(Extracted data entries)
** begin **
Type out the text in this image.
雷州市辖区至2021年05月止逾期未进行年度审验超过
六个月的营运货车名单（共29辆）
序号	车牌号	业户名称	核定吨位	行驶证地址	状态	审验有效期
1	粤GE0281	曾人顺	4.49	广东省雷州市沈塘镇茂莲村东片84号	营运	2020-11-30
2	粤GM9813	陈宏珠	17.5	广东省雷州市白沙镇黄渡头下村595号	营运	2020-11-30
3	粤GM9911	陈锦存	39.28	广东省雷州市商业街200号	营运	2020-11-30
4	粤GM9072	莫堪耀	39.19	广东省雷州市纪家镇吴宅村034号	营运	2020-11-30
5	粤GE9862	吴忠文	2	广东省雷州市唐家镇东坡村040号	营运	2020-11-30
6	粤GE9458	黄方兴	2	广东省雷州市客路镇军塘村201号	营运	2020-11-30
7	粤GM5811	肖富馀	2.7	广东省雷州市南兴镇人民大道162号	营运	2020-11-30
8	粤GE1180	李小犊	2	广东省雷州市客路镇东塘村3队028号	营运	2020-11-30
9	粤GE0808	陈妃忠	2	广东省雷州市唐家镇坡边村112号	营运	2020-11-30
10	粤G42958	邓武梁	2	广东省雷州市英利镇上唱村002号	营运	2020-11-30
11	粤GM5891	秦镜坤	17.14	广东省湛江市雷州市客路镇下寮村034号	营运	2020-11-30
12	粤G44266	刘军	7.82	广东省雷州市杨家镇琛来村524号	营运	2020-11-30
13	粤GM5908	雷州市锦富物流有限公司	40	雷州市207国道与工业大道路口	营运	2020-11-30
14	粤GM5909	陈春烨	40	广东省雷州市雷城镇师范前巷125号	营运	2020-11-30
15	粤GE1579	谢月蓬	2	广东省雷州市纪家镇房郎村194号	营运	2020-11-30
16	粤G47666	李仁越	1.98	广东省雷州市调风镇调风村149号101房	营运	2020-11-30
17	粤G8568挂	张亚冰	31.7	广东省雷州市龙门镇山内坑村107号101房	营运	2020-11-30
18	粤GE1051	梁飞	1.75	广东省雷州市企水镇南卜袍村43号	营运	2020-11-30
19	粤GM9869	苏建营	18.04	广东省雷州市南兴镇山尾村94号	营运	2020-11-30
** end **
[WHAT THIS TASK INVOLVES]
Copy all the lines, exactly.

[EXERCISE OUTPUT]
Type out the text in this image.
雷州市辖区至2021年05月止逾期未进行年度审验超过
六个月的营运货车名单（共29辆）
序号	车牌号	业户名称	核定吨位	行驶证地址	状态	审验有效期
1	粤GE0281	曾人顺	4.49	广东省雷州市沈塘镇茂莲村东片84号	营运	2020-11-30
2	粤GM9813	陈宏珠	17.5	广东省雷州市白沙镇黄渡头下村595号	营运	2020-11-30
3	粤GM9911	陈锦存	39.28	广东省雷州市商业街200号	营运	2020-11-30
4	粤GM9072	莫堪耀	39.19	广东省雷州市纪家镇吴宅村034号	营运	2020-11-30
5	粤GE9862	吴忠文	2	广东省雷州市唐家镇东坡村040号	营运	2020-11-30
6	粤GE9458	黄方兴	2	广东省雷州市客路镇军塘村201号	营运	2020-11-30
7	粤GM5811	肖富馀	2.7	广东省雷州市南兴镇人民大道162号	营运	2020-11-30
8	粤GE1180	李小犊	2	广东省雷州市客路镇东塘村3队028号	营运	2020-11-30
9	粤GE0808	陈妃忠	2	广东省雷州市唐家镇坡边村112号	营运	2020-11-30
10	粤G42958	邓武梁	2	广东省雷州市英利镇上唱村002号	营运	2020-11-30
11	粤GM5891	秦镜坤	17.14	广东省湛江市雷州市客路镇下寮村034号	营运	2020-11-30
12	粤G44266	刘军	7.82	广东省雷州市杨家镇琛来村524号	营运	2020-11-30
13	粤GM5908	雷州市锦富物流有限公司	40	雷州市207国道与工业大道路口	营运	2020-11-30
14	粤GM5909	陈春烨	40	广东省雷州市雷城镇师范前巷125号	营运	2020-11-30
15	粤GE1579	谢月蓬	2	广东省雷州市纪家镇房郎村194号	营运	2020-11-30
16	粤G47666	李仁越	1.98	广东省雷州市调风镇调风村149号101房	营运	2020-11-30
17	粤G8568挂	张亚冰	31.7	广东省雷州市龙门镇山内坑村107号101房	营运	2020-11-30
18	粤GE1051	梁飞	1.75	广东省雷州市企水镇南卜袍村43号	营运	2020-11-30
19	粤GM9869	苏建营	18.04	广东省雷州市南兴镇山尾村94号	营运	2020-11-30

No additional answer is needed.